Spatial annotation records:
================================
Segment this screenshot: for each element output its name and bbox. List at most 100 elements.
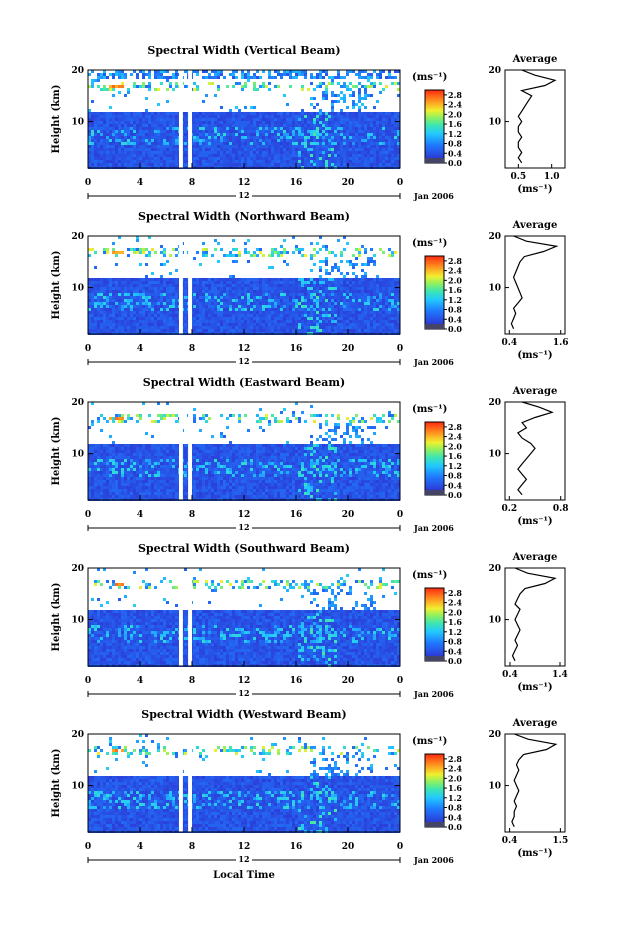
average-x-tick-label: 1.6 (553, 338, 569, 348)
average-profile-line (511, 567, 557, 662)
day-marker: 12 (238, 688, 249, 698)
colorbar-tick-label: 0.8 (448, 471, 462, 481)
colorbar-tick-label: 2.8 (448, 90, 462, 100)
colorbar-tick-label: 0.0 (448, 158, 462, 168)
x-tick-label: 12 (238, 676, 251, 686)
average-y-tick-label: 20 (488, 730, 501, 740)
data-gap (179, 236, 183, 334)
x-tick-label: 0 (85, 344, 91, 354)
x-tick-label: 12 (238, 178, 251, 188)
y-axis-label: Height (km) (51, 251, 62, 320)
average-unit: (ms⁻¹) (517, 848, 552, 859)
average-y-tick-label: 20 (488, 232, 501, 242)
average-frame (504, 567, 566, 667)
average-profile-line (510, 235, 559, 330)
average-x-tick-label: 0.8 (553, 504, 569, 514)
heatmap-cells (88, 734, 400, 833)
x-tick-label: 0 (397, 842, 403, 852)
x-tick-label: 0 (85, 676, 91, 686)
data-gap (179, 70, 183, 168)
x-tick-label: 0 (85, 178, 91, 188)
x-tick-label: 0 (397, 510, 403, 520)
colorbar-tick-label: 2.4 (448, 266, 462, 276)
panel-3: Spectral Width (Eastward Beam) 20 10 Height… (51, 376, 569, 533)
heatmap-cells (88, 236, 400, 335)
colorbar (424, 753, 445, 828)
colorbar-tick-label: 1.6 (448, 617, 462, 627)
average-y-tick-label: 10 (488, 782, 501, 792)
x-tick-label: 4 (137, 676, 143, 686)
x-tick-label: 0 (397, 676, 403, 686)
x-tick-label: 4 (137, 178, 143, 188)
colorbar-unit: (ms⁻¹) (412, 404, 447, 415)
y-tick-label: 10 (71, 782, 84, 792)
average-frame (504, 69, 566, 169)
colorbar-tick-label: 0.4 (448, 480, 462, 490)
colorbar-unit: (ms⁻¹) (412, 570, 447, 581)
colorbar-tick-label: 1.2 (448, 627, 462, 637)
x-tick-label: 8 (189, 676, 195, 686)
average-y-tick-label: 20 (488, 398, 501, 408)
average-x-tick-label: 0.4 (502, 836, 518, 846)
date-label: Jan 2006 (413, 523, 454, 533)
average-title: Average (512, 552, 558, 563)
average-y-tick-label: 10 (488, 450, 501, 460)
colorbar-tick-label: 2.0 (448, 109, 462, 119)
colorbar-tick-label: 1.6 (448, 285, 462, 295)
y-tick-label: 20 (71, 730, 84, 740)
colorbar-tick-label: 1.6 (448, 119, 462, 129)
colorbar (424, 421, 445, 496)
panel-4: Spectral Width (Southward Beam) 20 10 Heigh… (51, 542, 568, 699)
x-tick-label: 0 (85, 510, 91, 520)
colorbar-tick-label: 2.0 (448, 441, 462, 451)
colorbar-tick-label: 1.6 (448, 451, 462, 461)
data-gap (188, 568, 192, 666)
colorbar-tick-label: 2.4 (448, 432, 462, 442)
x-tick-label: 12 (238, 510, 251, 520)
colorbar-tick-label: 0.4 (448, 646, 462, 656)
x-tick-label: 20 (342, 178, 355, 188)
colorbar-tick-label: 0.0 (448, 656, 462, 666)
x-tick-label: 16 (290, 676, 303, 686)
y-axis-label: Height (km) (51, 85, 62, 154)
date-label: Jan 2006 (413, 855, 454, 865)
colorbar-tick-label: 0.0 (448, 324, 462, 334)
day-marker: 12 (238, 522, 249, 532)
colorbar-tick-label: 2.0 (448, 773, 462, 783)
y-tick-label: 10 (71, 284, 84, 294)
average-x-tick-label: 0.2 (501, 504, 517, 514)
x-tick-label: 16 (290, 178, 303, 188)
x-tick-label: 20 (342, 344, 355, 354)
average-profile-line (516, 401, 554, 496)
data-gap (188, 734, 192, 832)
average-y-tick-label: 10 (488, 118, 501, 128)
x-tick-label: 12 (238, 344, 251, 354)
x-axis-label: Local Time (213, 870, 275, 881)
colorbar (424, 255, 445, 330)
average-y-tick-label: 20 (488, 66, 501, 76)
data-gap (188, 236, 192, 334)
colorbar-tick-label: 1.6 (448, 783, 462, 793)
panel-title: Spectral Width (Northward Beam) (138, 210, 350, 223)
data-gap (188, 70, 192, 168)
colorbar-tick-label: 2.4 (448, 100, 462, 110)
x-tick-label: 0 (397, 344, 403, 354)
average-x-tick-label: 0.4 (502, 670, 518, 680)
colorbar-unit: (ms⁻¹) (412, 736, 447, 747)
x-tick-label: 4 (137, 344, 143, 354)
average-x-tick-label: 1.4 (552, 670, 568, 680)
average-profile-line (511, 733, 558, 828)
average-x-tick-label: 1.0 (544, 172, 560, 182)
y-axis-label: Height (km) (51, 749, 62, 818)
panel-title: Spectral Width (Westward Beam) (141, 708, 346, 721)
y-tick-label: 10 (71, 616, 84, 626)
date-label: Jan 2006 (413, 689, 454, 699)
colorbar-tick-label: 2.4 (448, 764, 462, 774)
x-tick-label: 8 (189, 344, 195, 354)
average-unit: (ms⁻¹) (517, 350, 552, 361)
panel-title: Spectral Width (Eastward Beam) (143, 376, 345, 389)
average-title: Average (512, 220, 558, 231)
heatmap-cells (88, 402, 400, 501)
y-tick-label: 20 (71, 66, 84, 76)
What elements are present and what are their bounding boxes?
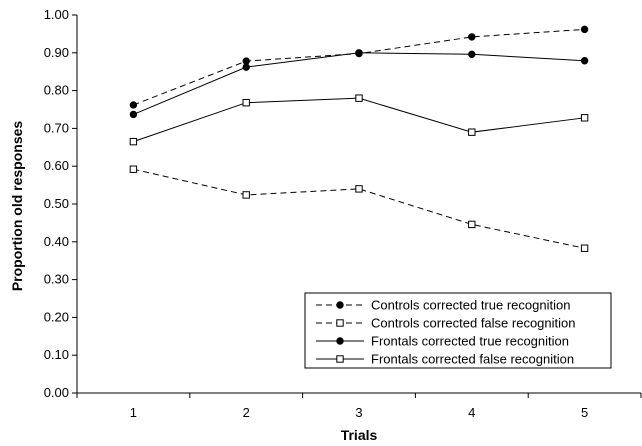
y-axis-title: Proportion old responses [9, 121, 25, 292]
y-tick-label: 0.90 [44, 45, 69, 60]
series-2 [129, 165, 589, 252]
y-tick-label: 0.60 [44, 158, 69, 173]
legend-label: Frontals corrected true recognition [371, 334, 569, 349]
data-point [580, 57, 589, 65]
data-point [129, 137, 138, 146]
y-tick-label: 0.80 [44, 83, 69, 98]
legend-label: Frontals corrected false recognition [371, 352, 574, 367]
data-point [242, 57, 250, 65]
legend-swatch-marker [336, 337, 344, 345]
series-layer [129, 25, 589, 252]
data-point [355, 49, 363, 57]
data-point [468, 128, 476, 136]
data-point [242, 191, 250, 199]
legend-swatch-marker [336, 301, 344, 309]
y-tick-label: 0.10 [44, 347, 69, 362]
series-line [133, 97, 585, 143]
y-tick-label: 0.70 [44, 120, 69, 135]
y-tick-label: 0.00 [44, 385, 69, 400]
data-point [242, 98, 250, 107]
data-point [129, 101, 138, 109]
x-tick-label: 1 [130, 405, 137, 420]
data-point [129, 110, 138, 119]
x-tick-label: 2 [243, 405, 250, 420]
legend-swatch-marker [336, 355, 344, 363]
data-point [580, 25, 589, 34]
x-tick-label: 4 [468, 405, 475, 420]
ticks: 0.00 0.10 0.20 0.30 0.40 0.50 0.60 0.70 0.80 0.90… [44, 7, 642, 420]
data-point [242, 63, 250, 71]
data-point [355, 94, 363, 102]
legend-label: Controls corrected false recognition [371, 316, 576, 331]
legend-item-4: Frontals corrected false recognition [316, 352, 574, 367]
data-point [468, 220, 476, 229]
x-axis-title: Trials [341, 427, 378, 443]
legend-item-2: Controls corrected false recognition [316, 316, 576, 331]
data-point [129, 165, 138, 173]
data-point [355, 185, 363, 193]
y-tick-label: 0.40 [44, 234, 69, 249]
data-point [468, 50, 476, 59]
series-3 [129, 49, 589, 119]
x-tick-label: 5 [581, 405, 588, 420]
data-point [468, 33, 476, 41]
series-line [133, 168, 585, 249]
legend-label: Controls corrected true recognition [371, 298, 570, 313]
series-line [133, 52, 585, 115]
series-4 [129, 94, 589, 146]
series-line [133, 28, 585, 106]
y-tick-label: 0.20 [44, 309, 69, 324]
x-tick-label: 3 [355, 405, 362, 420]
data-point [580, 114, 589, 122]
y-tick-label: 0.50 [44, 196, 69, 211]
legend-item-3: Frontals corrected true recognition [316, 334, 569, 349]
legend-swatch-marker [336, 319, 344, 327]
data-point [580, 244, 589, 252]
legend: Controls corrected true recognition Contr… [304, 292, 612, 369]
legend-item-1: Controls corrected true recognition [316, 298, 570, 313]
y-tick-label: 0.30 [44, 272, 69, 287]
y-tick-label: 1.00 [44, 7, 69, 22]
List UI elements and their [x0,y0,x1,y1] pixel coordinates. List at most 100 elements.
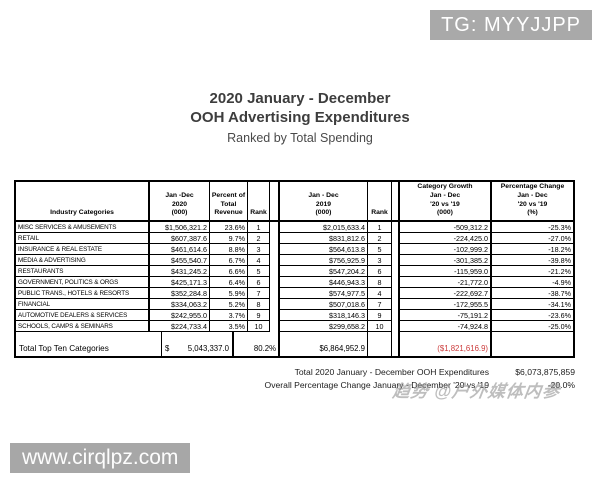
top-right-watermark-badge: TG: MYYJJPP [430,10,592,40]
================================
(EXERCISE): Duplicate the lines from the one containing "average-x-tick-label: 1.6 (553, 338, 569, 348)" through the one containing "x-tick-label: 0 (85, 344, 91, 354)", including both of those lines.

(RESPONSE):
average-x-tick-label: 1.6 (553, 338, 569, 348)
average-profile-line (511, 567, 557, 662)
day-marker: 12 (238, 688, 249, 698)
colorbar-tick-label: 0.8 (448, 471, 462, 481)
colorbar-tick-label: 2.8 (448, 90, 462, 100)
colorbar-tick-label: 0.0 (448, 158, 462, 168)
x-tick-label: 12 (238, 676, 251, 686)
average-y-tick-label: 20 (488, 730, 501, 740)
data-gap (179, 236, 183, 334)
x-tick-label: 0 (85, 344, 91, 354)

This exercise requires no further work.